#### Input material
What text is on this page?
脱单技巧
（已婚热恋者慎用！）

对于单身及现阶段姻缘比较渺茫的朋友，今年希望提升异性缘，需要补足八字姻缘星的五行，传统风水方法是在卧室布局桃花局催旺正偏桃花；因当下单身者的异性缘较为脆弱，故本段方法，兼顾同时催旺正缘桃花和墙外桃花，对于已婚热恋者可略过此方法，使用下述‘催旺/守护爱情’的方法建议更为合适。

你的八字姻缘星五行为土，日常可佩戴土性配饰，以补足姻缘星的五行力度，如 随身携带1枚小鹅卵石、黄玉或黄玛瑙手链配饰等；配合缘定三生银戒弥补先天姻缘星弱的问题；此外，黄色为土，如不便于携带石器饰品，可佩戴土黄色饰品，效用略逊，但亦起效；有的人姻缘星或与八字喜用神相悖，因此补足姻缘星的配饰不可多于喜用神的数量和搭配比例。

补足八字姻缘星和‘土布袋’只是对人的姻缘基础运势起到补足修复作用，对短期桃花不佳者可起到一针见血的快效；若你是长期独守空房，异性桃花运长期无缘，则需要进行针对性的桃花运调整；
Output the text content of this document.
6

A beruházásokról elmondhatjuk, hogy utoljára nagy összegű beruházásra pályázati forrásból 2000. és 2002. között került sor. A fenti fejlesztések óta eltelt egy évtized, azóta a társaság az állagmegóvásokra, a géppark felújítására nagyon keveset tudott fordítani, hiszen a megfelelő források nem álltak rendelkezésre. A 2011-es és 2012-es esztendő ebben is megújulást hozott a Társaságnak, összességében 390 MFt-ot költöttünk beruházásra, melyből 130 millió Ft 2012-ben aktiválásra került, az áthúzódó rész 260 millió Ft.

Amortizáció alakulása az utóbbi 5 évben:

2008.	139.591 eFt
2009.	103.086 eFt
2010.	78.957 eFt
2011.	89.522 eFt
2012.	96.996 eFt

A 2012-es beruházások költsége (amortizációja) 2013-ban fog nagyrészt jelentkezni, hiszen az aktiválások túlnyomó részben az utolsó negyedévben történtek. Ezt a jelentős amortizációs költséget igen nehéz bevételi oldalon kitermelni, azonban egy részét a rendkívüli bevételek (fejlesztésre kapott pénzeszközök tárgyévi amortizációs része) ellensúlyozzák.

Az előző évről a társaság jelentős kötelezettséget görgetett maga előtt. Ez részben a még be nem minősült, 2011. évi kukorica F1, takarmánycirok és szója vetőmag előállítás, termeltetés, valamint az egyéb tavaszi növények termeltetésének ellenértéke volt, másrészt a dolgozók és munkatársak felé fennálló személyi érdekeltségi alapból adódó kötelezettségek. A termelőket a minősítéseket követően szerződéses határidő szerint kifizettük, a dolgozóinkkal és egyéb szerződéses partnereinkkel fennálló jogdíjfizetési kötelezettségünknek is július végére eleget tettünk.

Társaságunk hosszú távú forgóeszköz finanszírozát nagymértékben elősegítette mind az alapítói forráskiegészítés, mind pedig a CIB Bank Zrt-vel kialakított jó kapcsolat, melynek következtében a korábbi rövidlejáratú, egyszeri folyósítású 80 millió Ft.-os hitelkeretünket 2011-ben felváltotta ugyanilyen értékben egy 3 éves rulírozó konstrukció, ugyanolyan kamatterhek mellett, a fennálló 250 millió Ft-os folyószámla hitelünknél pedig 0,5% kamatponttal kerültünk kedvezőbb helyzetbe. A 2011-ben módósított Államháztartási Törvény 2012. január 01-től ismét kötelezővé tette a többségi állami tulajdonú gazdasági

#### Work required
Read through the lines above and collect those that contain the string "text".

#### The reply
What text is on this page?
Output the text content of this document.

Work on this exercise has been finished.